### What the task requires
Scan the lines below; pull out those with "label".

[Begin Data for this exercise]

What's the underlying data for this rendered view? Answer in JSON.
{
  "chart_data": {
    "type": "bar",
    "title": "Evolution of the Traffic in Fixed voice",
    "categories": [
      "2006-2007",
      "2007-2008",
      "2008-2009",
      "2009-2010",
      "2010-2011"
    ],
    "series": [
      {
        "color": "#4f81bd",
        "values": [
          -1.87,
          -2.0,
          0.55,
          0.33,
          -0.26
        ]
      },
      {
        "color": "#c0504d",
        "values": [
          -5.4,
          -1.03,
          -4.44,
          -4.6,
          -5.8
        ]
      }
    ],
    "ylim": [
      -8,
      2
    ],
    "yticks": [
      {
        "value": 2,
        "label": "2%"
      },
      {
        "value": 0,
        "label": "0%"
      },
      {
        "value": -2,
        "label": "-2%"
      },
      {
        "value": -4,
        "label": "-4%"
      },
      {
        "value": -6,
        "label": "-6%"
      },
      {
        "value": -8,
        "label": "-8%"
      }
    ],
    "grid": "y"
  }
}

[End Data for this exercise]

### Result
        "label": "2%"
        "label": "0%"
        "label": "-2%"
        "label": "-4%"
        "label": "-6%"
        "label": "-8%"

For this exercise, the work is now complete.